┌──

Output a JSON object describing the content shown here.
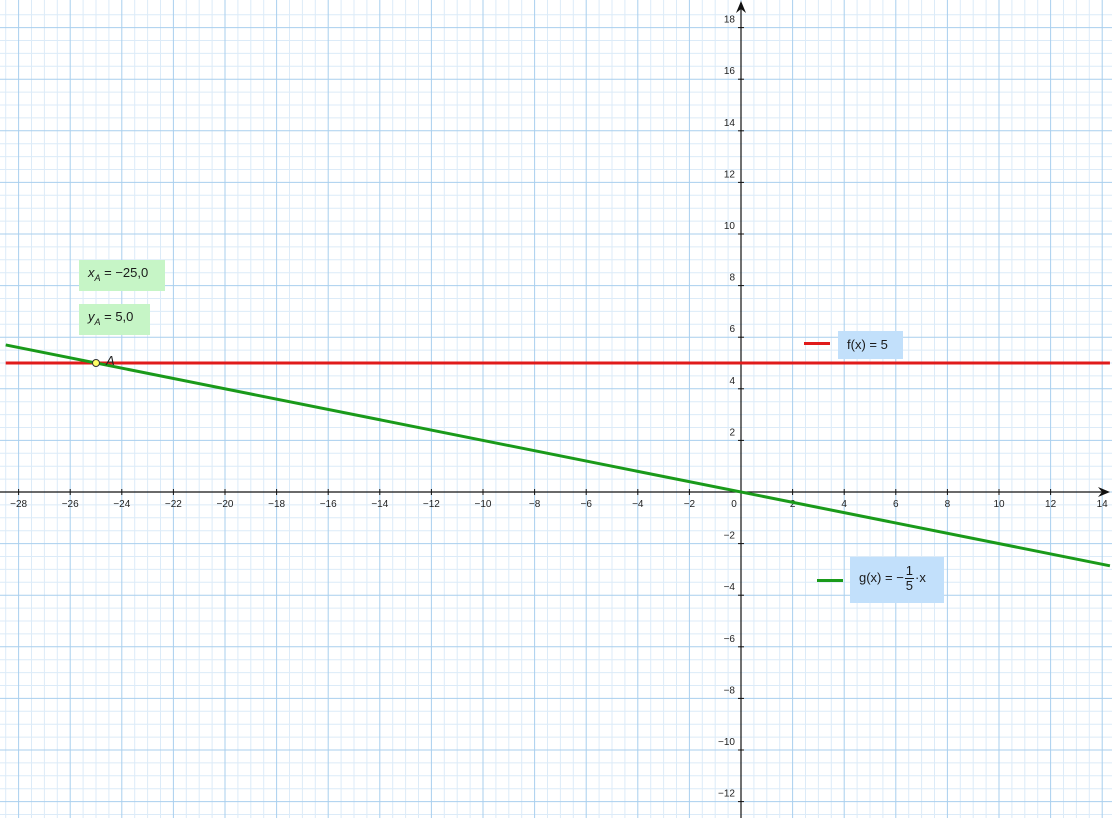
{
  "chart_data": {
    "type": "line",
    "x_ticks": [
      "−28",
      "−26",
      "−24",
      "−22",
      "−20",
      "−18",
      "−16",
      "−14",
      "−12",
      "−10",
      "−8",
      "−6",
      "−4",
      "−2",
      "0",
      "2",
      "4",
      "6",
      "8",
      "10",
      "12",
      "14"
    ],
    "y_ticks": [
      "−12",
      "−10",
      "−8",
      "−6",
      "−4",
      "−2",
      "2",
      "4",
      "6",
      "8",
      "10",
      "12",
      "14",
      "16",
      "18"
    ],
    "xlim": [
      -28.5,
      14.3
    ],
    "ylim": [
      -12.7,
      18.8
    ],
    "grid": true,
    "series": [
      {
        "name": "f",
        "label": "f(x) = 5",
        "color": "#e01b1b",
        "expr": "5",
        "points": [
          [
            -28.5,
            5
          ],
          [
            14.3,
            5
          ]
        ]
      },
      {
        "name": "g",
        "label_prefix": "g(x) = −",
        "frac_num": "1",
        "frac_den": "5",
        "label_suffix": "·x",
        "color": "#1a9a1a",
        "expr": "-1/5*x",
        "points": [
          [
            -28.5,
            5.7
          ],
          [
            14.3,
            -2.86
          ]
        ]
      }
    ],
    "point": {
      "name": "A",
      "x": -25.0,
      "y": 5.0
    },
    "readouts": {
      "xA_var": "x",
      "xA_sub": "A",
      "xA_text": " = −25,0",
      "yA_var": "y",
      "yA_sub": "A",
      "yA_text": " = 5,0"
    }
  },
  "colors": {
    "grid_major": "#a9cfee",
    "grid_minor": "#dcebf8",
    "axis": "#111111",
    "f": "#e01b1b",
    "g": "#1a9a1a"
  }
}
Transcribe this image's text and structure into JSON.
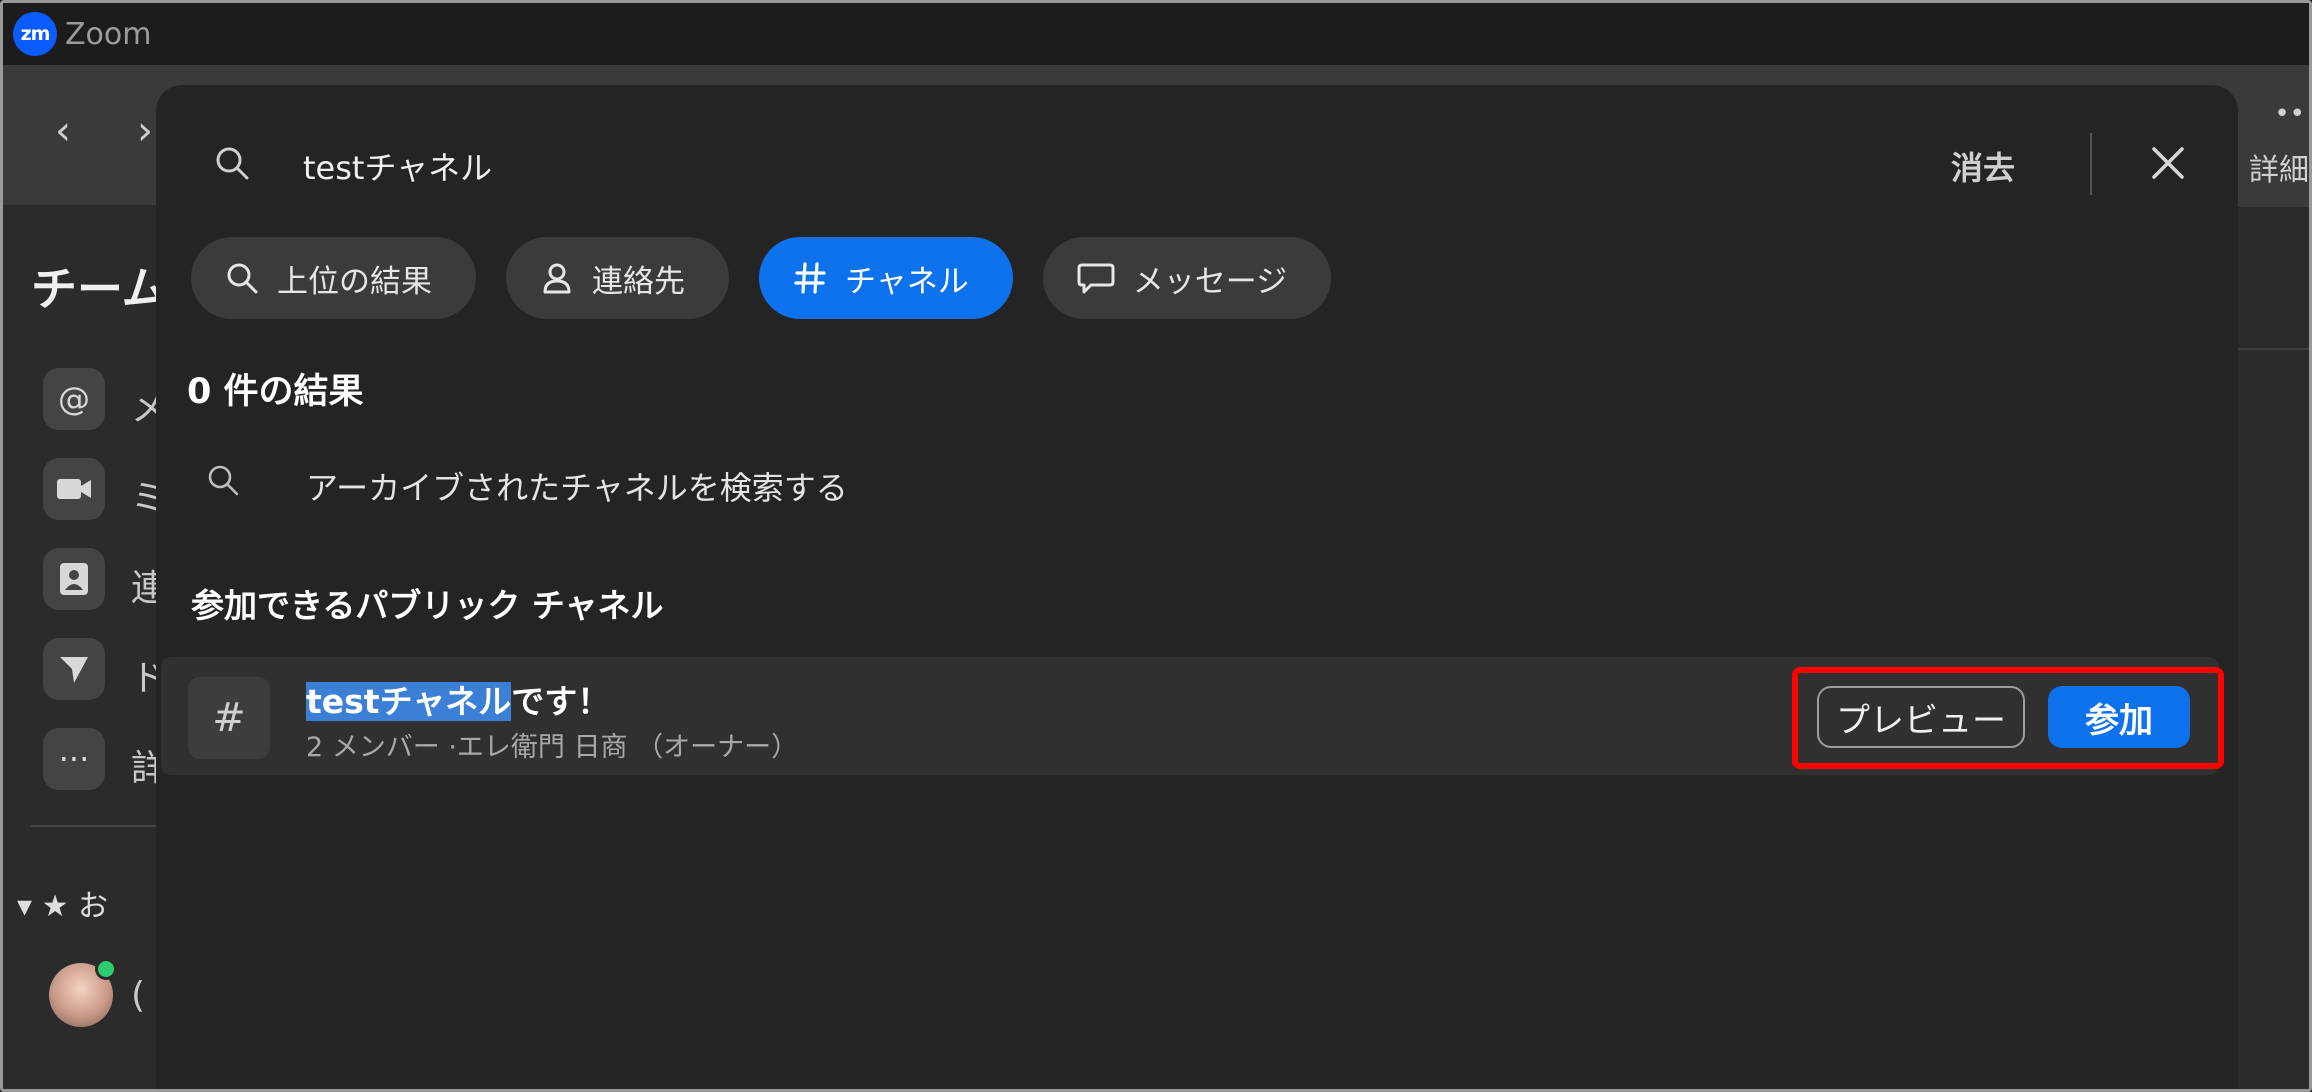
{
  "window": {
    "app_logo": "zm",
    "app_title": "Zoom"
  },
  "background": {
    "team_title": "チーム",
    "sidebar_labels": [
      "メ",
      "ミ",
      "連",
      "ド",
      "詳"
    ],
    "favorites_label": "お",
    "contact_label": "(",
    "right_label": "詳細"
  },
  "search": {
    "query": "testチャネル",
    "clear_label": "消去"
  },
  "tabs": [
    {
      "label": "上位の結果",
      "icon": "search-icon"
    },
    {
      "label": "連絡先",
      "icon": "person-icon"
    },
    {
      "label": "チャネル",
      "icon": "hash-icon",
      "active": true
    },
    {
      "label": "メッセージ",
      "icon": "chat-bubble-icon"
    }
  ],
  "results": {
    "count_label": "0 件の結果",
    "archive_search_label": "アーカイブされたチャネルを検索する",
    "section_heading": "参加できるパブリック チャネル"
  },
  "channel": {
    "name_highlight": "testチャネル",
    "name_rest": "です！",
    "meta": "2 メンバー ·エレ衛門 日商 （オーナー）",
    "preview_label": "プレビュー",
    "join_label": "参加"
  },
  "colors": {
    "accent": "#0e72ed",
    "highlight_box": "#ff0000"
  }
}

└──

→ SET PROBLEM
Reproduce every record above exactly, but leave out the pictures.

→ RESPONSE
Output a JSON object describing the content shown here.
{
  "chart_data": {
    "type": "line",
    "x_ticks": [
      "−28",
      "−26",
      "−24",
      "−22",
      "−20",
      "−18",
      "−16",
      "−14",
      "−12",
      "−10",
      "−8",
      "−6",
      "−4",
      "−2",
      "0",
      "2",
      "4",
      "6",
      "8",
      "10",
      "12",
      "14"
    ],
    "y_ticks": [
      "−12",
      "−10",
      "−8",
      "−6",
      "−4",
      "−2",
      "2",
      "4",
      "6",
      "8",
      "10",
      "12",
      "14",
      "16",
      "18"
    ],
    "xlim": [
      -28.5,
      14.3
    ],
    "ylim": [
      -12.7,
      18.8
    ],
    "grid": true,
    "series": [
      {
        "name": "f",
        "label": "f(x) = 5",
        "color": "#e01b1b",
        "expr": "5",
        "points": [
          [
            -28.5,
            5
          ],
          [
            14.3,
            5
          ]
        ]
      },
      {
        "name": "g",
        "label_prefix": "g(x) = −",
        "frac_num": "1",
        "frac_den": "5",
        "label_suffix": "·x",
        "color": "#1a9a1a",
        "expr": "-1/5*x",
        "points": [
          [
            -28.5,
            5.7
          ],
          [
            14.3,
            -2.86
          ]
        ]
      }
    ],
    "point": {
      "name": "A",
      "x": -25.0,
      "y": 5.0
    },
    "readouts": {
      "xA_var": "x",
      "xA_sub": "A",
      "xA_text": " = −25,0",
      "yA_var": "y",
      "yA_sub": "A",
      "yA_text": " = 5,0"
    }
  },
  "colors": {
    "grid_major": "#a9cfee",
    "grid_minor": "#dcebf8",
    "axis": "#111111",
    "f": "#e01b1b",
    "g": "#1a9a1a"
  }
}
Transcribe this image's text and structure into JSON.
{
  "window": {
    "app_logo": "zm",
    "app_title": "Zoom"
  },
  "background": {
    "team_title": "チーム",
    "sidebar_labels": [
      "メ",
      "ミ",
      "連",
      "ド",
      "詳"
    ],
    "favorites_label": "お",
    "contact_label": "(",
    "right_label": "詳細"
  },
  "search": {
    "query": "testチャネル",
    "clear_label": "消去"
  },
  "tabs": [
    {
      "label": "上位の結果",
      "icon": "search-icon"
    },
    {
      "label": "連絡先",
      "icon": "person-icon"
    },
    {
      "label": "チャネル",
      "icon": "hash-icon",
      "active": true
    },
    {
      "label": "メッセージ",
      "icon": "chat-bubble-icon"
    }
  ],
  "results": {
    "count_label": "0 件の結果",
    "archive_search_label": "アーカイブされたチャネルを検索する",
    "section_heading": "参加できるパブリック チャネル"
  },
  "channel": {
    "name_highlight": "testチャネル",
    "name_rest": "です！",
    "meta": "2 メンバー ·エレ衛門 日商 （オーナー）",
    "preview_label": "プレビュー",
    "join_label": "参加"
  },
  "colors": {
    "accent": "#0e72ed",
    "highlight_box": "#ff0000"
  }
}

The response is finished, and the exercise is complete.